# start of Input for this task
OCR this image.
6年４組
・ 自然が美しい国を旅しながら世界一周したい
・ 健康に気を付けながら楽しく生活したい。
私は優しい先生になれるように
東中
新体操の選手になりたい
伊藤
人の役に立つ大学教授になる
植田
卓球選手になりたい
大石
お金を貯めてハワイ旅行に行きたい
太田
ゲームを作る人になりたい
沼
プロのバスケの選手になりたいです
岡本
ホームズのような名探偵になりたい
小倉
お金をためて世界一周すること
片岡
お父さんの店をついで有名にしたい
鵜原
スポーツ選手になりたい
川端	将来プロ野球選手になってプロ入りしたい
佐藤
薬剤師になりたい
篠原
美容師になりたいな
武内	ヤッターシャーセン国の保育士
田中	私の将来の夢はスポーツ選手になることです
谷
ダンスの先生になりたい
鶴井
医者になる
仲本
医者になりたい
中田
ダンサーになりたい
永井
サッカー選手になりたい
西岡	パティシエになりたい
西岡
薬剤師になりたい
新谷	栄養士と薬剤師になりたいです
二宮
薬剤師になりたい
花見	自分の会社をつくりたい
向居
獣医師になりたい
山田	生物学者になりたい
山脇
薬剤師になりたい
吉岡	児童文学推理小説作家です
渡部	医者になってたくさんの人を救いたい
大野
# end of Input for this task
▶ [Set task] Emit the full listing verbatim.

▶ [Task output]
OCR this image.
6年４組
・ 自然が美しい国を旅しながら世界一周したい
・ 健康に気を付けながら楽しく生活したい。
私は優しい先生になれるように
東中
新体操の選手になりたい
伊藤
人の役に立つ大学教授になる
植田
卓球選手になりたい
大石
お金を貯めてハワイ旅行に行きたい
太田
ゲームを作る人になりたい
沼
プロのバスケの選手になりたいです
岡本
ホームズのような名探偵になりたい
小倉
お金をためて世界一周すること
片岡
お父さんの店をついで有名にしたい
鵜原
スポーツ選手になりたい
川端	将来プロ野球選手になってプロ入りしたい
佐藤
薬剤師になりたい
篠原
美容師になりたいな
武内	ヤッターシャーセン国の保育士
田中	私の将来の夢はスポーツ選手になることです
谷
ダンスの先生になりたい
鶴井
医者になる
仲本
医者になりたい
中田
ダンサーになりたい
永井
サッカー選手になりたい
西岡	パティシエになりたい
西岡
薬剤師になりたい
新谷	栄養士と薬剤師になりたいです
二宮
薬剤師になりたい
花見	自分の会社をつくりたい
向居
獣医師になりたい
山田	生物学者になりたい
山脇
薬剤師になりたい
吉岡	児童文学推理小説作家です
渡部	医者になってたくさんの人を救いたい
大野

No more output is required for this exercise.